Required task: Report every line from the material that contains the word "Other".

Entries supplied:
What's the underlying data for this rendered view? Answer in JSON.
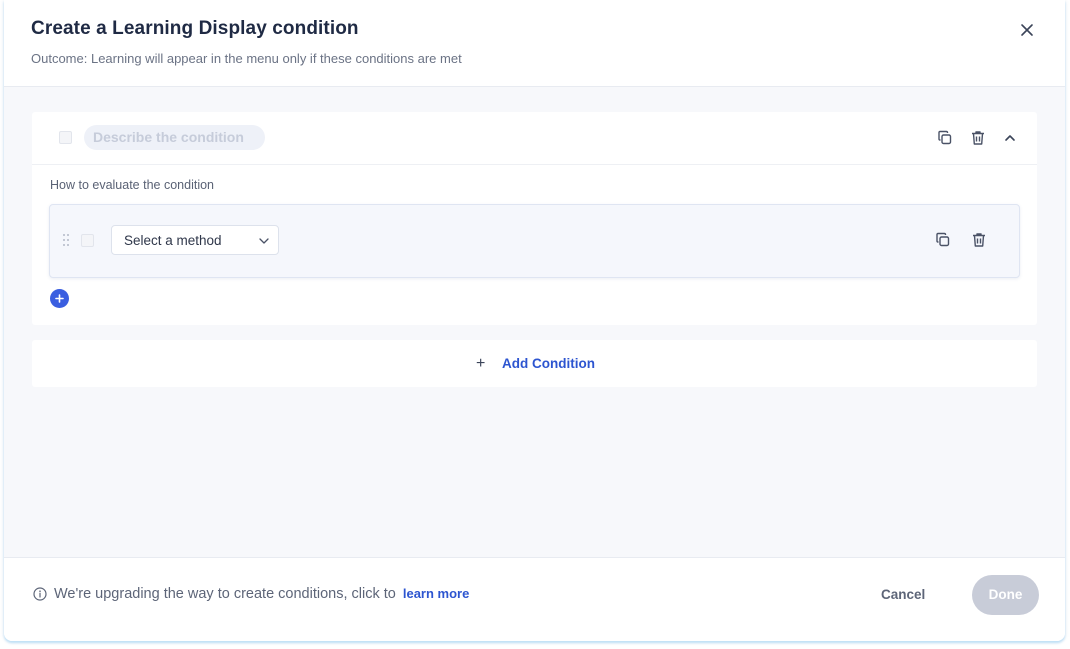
{
  "dialog": {
    "title": "Create a Learning Display condition",
    "subtitle": "Outcome: Learning will appear in the menu only if these conditions are met"
  },
  "condition": {
    "description_placeholder": "Describe the condition",
    "evaluate_label": "How to evaluate the condition",
    "method_select": {
      "selected": "Select a method"
    }
  },
  "add_condition": {
    "plus": "+",
    "label": "Add Condition"
  },
  "footer": {
    "info_text": "We're upgrading the way to create conditions, click to",
    "learn_more": "learn more",
    "cancel": "Cancel",
    "done": "Done"
  },
  "colors": {
    "accent": "#2d55d0",
    "add_circle": "#3a5ee0",
    "done_disabled": "#c8ccd8",
    "background": "#f7f8fb"
  },
  "icons": {
    "close": "close-icon",
    "copy": "copy-icon",
    "trash": "trash-icon",
    "collapse": "chevron-up-icon",
    "dropdown": "chevron-down-icon",
    "drag": "drag-handle-icon",
    "add": "plus-icon",
    "info": "info-icon"
  }
}
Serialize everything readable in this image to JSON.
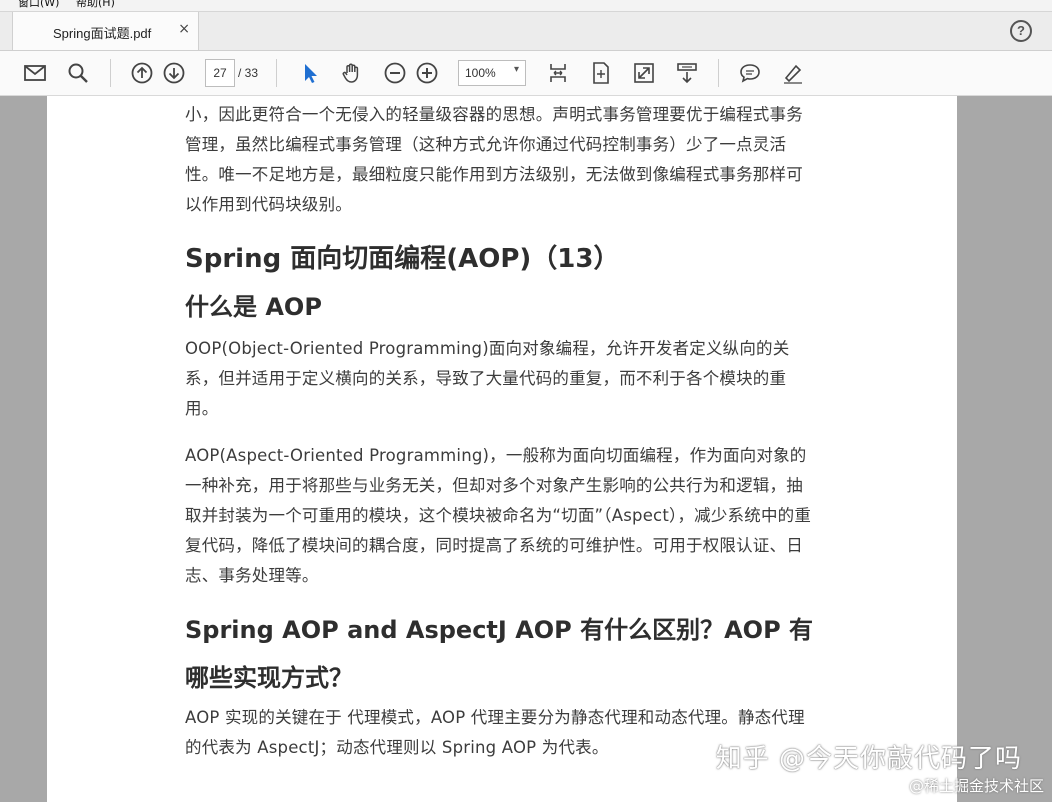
{
  "menu": {
    "window": "窗口(W)",
    "help": "帮助(H)"
  },
  "tab": {
    "title": "Spring面试题.pdf",
    "close": "×"
  },
  "help_label": "?",
  "toolbar": {
    "page_current": "27",
    "page_total": "/ 33",
    "zoom": "100%",
    "zoom_arrow": "▾",
    "icons": [
      "email-icon",
      "search-icon",
      "page-up-icon",
      "page-down-icon",
      "select-pointer-icon",
      "hand-icon",
      "zoom-out-icon",
      "zoom-in-icon",
      "fit-width-icon",
      "fit-page-icon",
      "fullscreen-icon",
      "scroll-mode-icon",
      "comment-icon",
      "highlight-pen-icon"
    ]
  },
  "document": {
    "p1": "小，因此更符合一个无侵入的轻量级容器的思想。声明式事务管理要优于编程式事务管理，虽然比编程式事务管理（这种方式允许你通过代码控制事务）少了一点灵活性。唯一不足地方是，最细粒度只能作用到方法级别，无法做到像编程式事务那样可以作用到代码块级别。",
    "h_aop_section": "Spring 面向切面编程(AOP)（13）",
    "h_what_is_aop": "什么是 AOP",
    "p_oop": "OOP(Object-Oriented Programming)面向对象编程，允许开发者定义纵向的关系，但并适用于定义横向的关系，导致了大量代码的重复，而不利于各个模块的重用。",
    "p_aop": "AOP(Aspect-Oriented Programming)，一般称为面向切面编程，作为面向对象的一种补充，用于将那些与业务无关，但却对多个对象产生影响的公共行为和逻辑，抽取并封装为一个可重用的模块，这个模块被命名为“切面”（Aspect），减少系统中的重复代码，降低了模块间的耦合度，同时提高了系统的可维护性。可用于权限认证、日志、事务处理等。",
    "h_diff": "Spring AOP and AspectJ AOP 有什么区别？AOP 有哪些实现方式？",
    "p_impl": "AOP 实现的关键在于 代理模式，AOP 代理主要分为静态代理和动态代理。静态代理的代表为 AspectJ；动态代理则以 Spring AOP 为代表。"
  },
  "watermark": {
    "main": "知乎 @今天你敲代码了吗",
    "sub": "@稀土掘金技术社区"
  }
}
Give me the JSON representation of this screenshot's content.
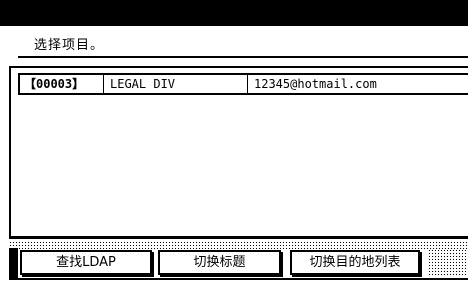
{
  "header": {
    "prompt": "选择项目。"
  },
  "list": {
    "rows": [
      {
        "code": "【00003】",
        "name": "LEGAL DIV",
        "email": "12345@hotmail.com"
      }
    ]
  },
  "buttons": {
    "search_ldap": "查找LDAP",
    "switch_title": "切换标题",
    "switch_destination_list": "切换目的地列表"
  }
}
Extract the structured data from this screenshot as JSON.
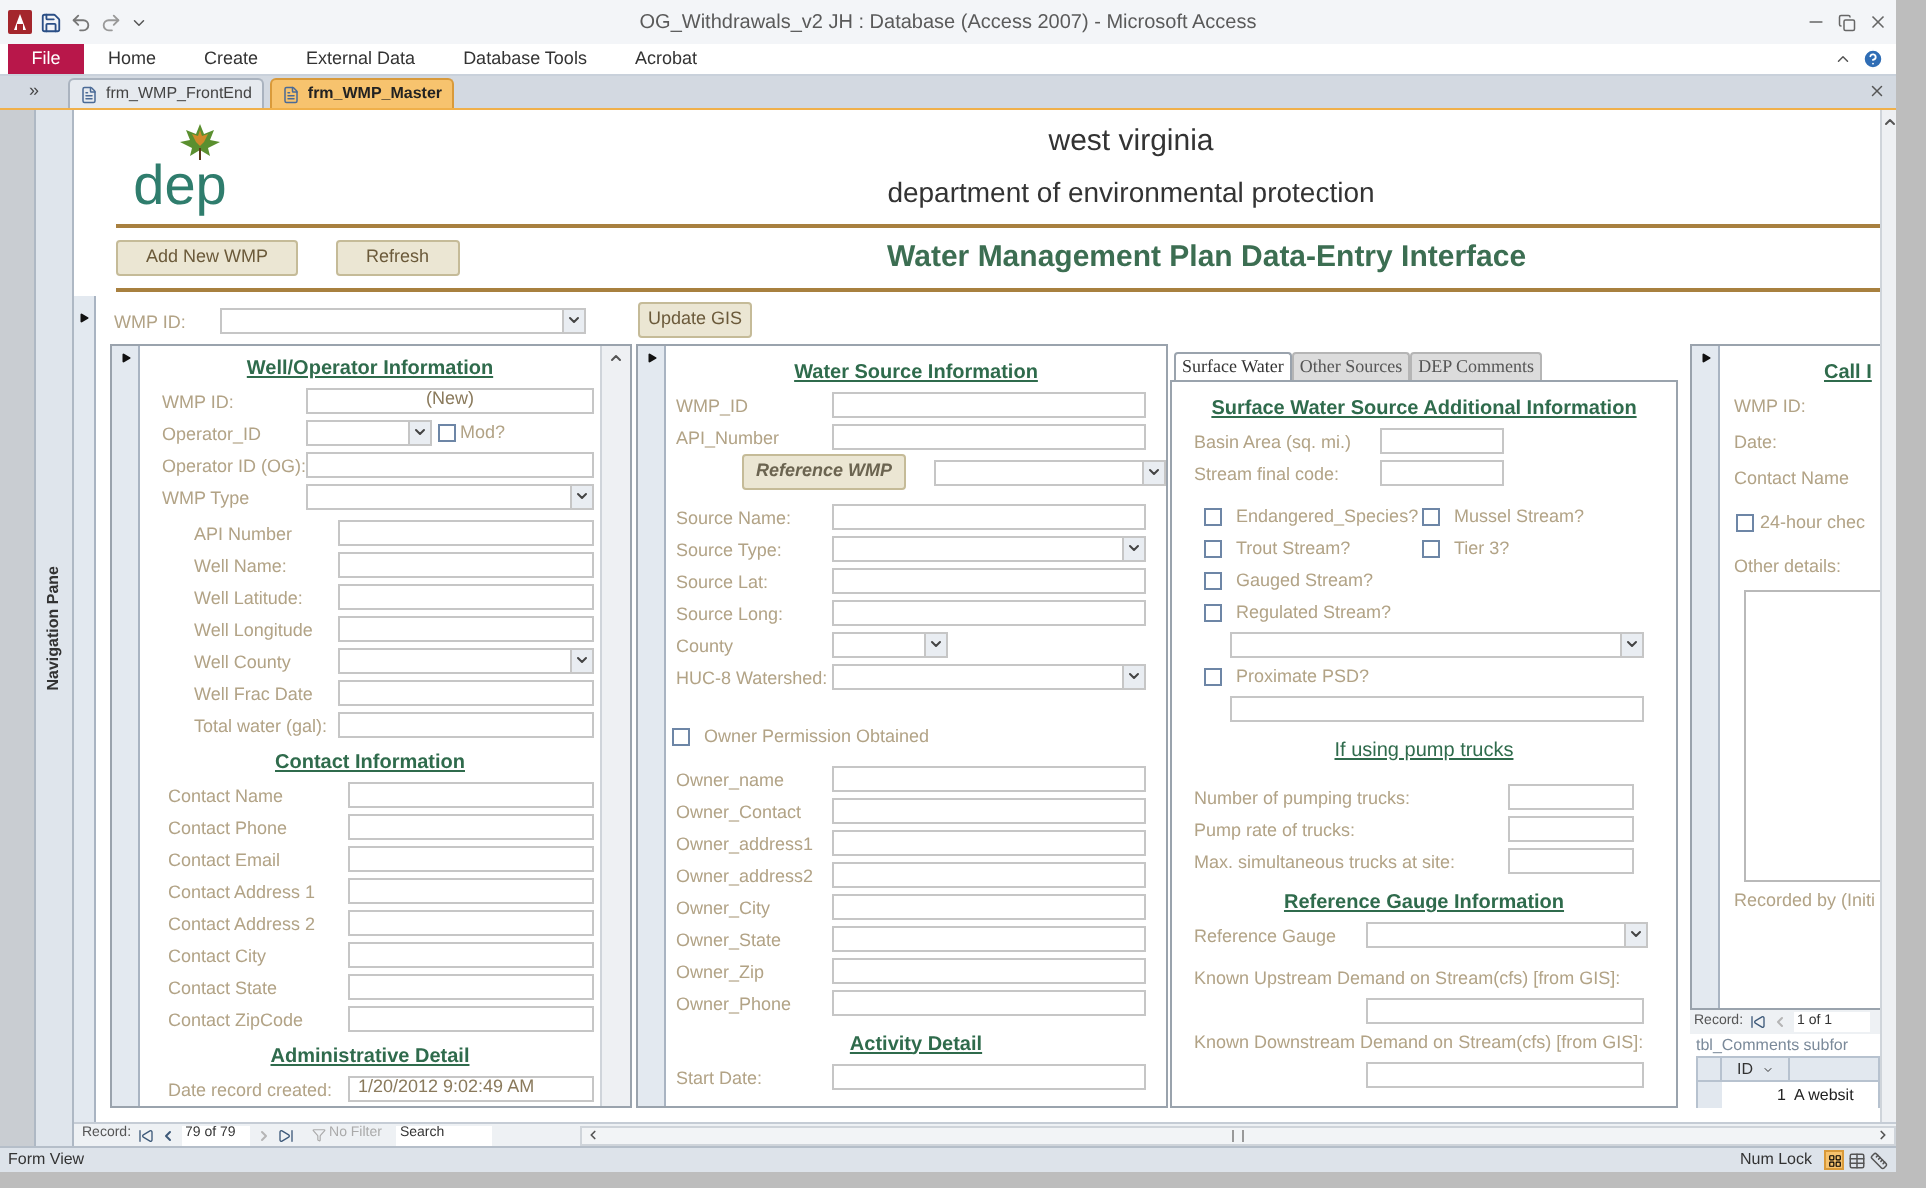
{
  "window": {
    "title": "OG_Withdrawals_v2 JH : Database (Access 2007)  -  Microsoft Access"
  },
  "ribbon_tabs": [
    {
      "label": "File",
      "kind": "file"
    },
    {
      "label": "Home",
      "kind": "tab"
    },
    {
      "label": "Create",
      "kind": "tab"
    },
    {
      "label": "External Data",
      "kind": "tab"
    },
    {
      "label": "Database Tools",
      "kind": "tab"
    },
    {
      "label": "Acrobat",
      "kind": "tab"
    }
  ],
  "shutter": "»",
  "document_tabs": [
    {
      "label": "frm_WMP_FrontEnd",
      "selected": false
    },
    {
      "label": "frm_WMP_Master",
      "selected": true
    }
  ],
  "navigation_pane": "Navigation Pane",
  "header": {
    "logo_text": "dep",
    "state": "west virginia",
    "agency": "department of environmental protection",
    "buttons": [
      "Add New WMP",
      "Refresh"
    ],
    "title": "Water Management Plan Data-Entry Interface"
  },
  "wmp_filter": {
    "label": "WMP ID:",
    "button": "Update GIS"
  },
  "well_panel": {
    "sections": [
      {
        "heading": "Well/Operator Information",
        "items": [
          {
            "kind": "autonumber",
            "label": "WMP ID:",
            "value": "(New)"
          },
          {
            "kind": "combo_check",
            "label": "Operator_ID",
            "check_label": "Mod?",
            "checked": false
          },
          {
            "kind": "text",
            "label": "Operator ID (OG):"
          },
          {
            "kind": "combo",
            "label": "WMP Type"
          }
        ]
      },
      {
        "items": [
          {
            "kind": "text",
            "label": "API Number"
          },
          {
            "kind": "text",
            "label": "Well Name:"
          },
          {
            "kind": "text",
            "label": "Well Latitude:"
          },
          {
            "kind": "text",
            "label": "Well Longitude"
          },
          {
            "kind": "combo",
            "label": "Well County"
          },
          {
            "kind": "text",
            "label": "Well Frac Date"
          },
          {
            "kind": "text",
            "label": "Total water (gal):"
          }
        ]
      },
      {
        "heading": "Contact Information",
        "items": [
          {
            "kind": "text",
            "label": "Contact Name"
          },
          {
            "kind": "text",
            "label": "Contact Phone"
          },
          {
            "kind": "text",
            "label": "Contact Email"
          },
          {
            "kind": "text",
            "label": "Contact Address 1"
          },
          {
            "kind": "text",
            "label": "Contact Address 2"
          },
          {
            "kind": "text",
            "label": "Contact City"
          },
          {
            "kind": "text",
            "label": "Contact State"
          },
          {
            "kind": "text",
            "label": "Contact ZipCode"
          }
        ]
      },
      {
        "heading": "Administrative Detail",
        "items": [
          {
            "kind": "text",
            "label": "Date record created:",
            "value": "1/20/2012 9:02:49 AM"
          }
        ]
      }
    ]
  },
  "source_panel": {
    "items": [
      {
        "kind": "heading",
        "text": "Water Source Information"
      },
      {
        "kind": "text",
        "label": "WMP_ID"
      },
      {
        "kind": "text",
        "label": "API_Number"
      },
      {
        "kind": "button_combo",
        "button": "Reference WMP"
      },
      {
        "kind": "text",
        "label": "Source Name:"
      },
      {
        "kind": "combo",
        "label": "Source Type:"
      },
      {
        "kind": "text",
        "label": "Source Lat:"
      },
      {
        "kind": "text",
        "label": "Source Long:"
      },
      {
        "kind": "short_combo",
        "label": "County"
      },
      {
        "kind": "combo",
        "label": "HUC-8 Watershed:"
      },
      {
        "kind": "check",
        "label": "Owner Permission Obtained",
        "checked": false
      },
      {
        "kind": "text",
        "label": "Owner_name"
      },
      {
        "kind": "text",
        "label": "Owner_Contact"
      },
      {
        "kind": "text",
        "label": "Owner_address1"
      },
      {
        "kind": "text",
        "label": "Owner_address2"
      },
      {
        "kind": "text",
        "label": "Owner_City"
      },
      {
        "kind": "text",
        "label": "Owner_State"
      },
      {
        "kind": "text",
        "label": "Owner_Zip"
      },
      {
        "kind": "text",
        "label": "Owner_Phone"
      },
      {
        "kind": "heading",
        "text": "Activity Detail"
      },
      {
        "kind": "text",
        "label": "Start Date:"
      }
    ]
  },
  "tab_panel": {
    "tabs": [
      {
        "label": "Surface Water",
        "selected": true
      },
      {
        "label": "Other Sources",
        "selected": false
      },
      {
        "label": "DEP Comments",
        "selected": false
      }
    ],
    "items": [
      {
        "kind": "heading",
        "text": "Surface Water Source Additional Information"
      },
      {
        "kind": "short_text",
        "label": "Basin Area (sq. mi.)"
      },
      {
        "kind": "short_text",
        "label": "Stream final code:"
      },
      {
        "kind": "check_row",
        "checks": [
          {
            "label": "Endangered_Species?",
            "checked": false
          },
          {
            "label": "Mussel Stream?",
            "checked": false
          }
        ]
      },
      {
        "kind": "check_row",
        "checks": [
          {
            "label": "Trout Stream?",
            "checked": false
          },
          {
            "label": "Tier 3?",
            "checked": false
          }
        ]
      },
      {
        "kind": "check",
        "label": "Gauged Stream?",
        "checked": false
      },
      {
        "kind": "check",
        "label": "Regulated Stream?",
        "checked": false
      },
      {
        "kind": "bare_combo"
      },
      {
        "kind": "check",
        "label": "Proximate PSD?",
        "checked": false
      },
      {
        "kind": "bare_text"
      },
      {
        "kind": "subheading",
        "text": "If using pump trucks"
      },
      {
        "kind": "right_text",
        "label": "Number of pumping trucks:"
      },
      {
        "kind": "right_text",
        "label": "Pump rate of trucks:"
      },
      {
        "kind": "right_text",
        "label": "Max. simultaneous trucks at site:"
      },
      {
        "kind": "heading",
        "text": "Reference Gauge Information"
      },
      {
        "kind": "gauge_combo",
        "label": "Reference Gauge"
      },
      {
        "kind": "stacked_text",
        "label": "Known Upstream Demand on Stream(cfs) [from GIS]:"
      },
      {
        "kind": "stacked_text",
        "label": "Known Downstream  Demand on Stream(cfs) [from GIS]:"
      }
    ]
  },
  "call_panel": {
    "items": [
      {
        "kind": "call_heading",
        "text": "Call I"
      },
      {
        "kind": "label",
        "label": "WMP ID:"
      },
      {
        "kind": "label",
        "label": "Date:"
      },
      {
        "kind": "label",
        "label": "Contact Name"
      },
      {
        "kind": "check",
        "label": "24-hour chec",
        "checked": false
      },
      {
        "kind": "label",
        "label": "Other details:"
      },
      {
        "kind": "memo"
      },
      {
        "kind": "label",
        "label": "Recorded by (Initi"
      }
    ],
    "record_nav": {
      "label": "Record:",
      "position": "1 of 1"
    },
    "subform_caption": "tbl_Comments subfor",
    "datasheet": {
      "columns": [
        "ID"
      ],
      "rows": [
        [
          "1",
          "A websit"
        ]
      ]
    }
  },
  "record_nav": {
    "label": "Record:",
    "position": "79 of 79",
    "filter": "No Filter",
    "placeholder": "Search"
  },
  "status_bar": {
    "left": "Form View",
    "right": "Num Lock"
  }
}
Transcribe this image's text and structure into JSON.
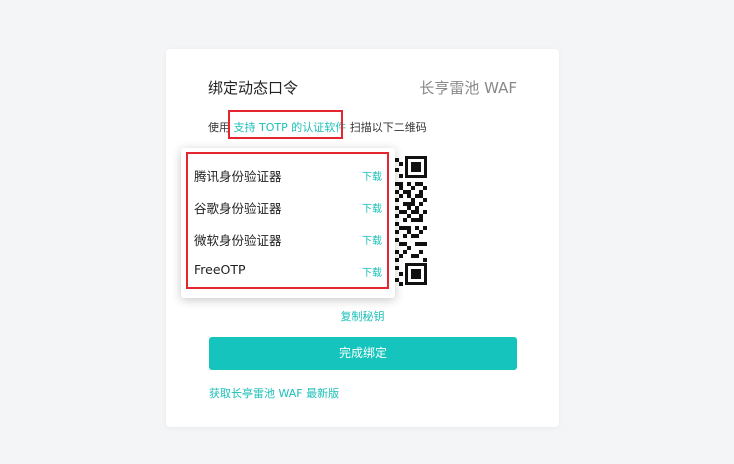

Answer below:
        "label": "Other Sources",
        "label": "Other details:"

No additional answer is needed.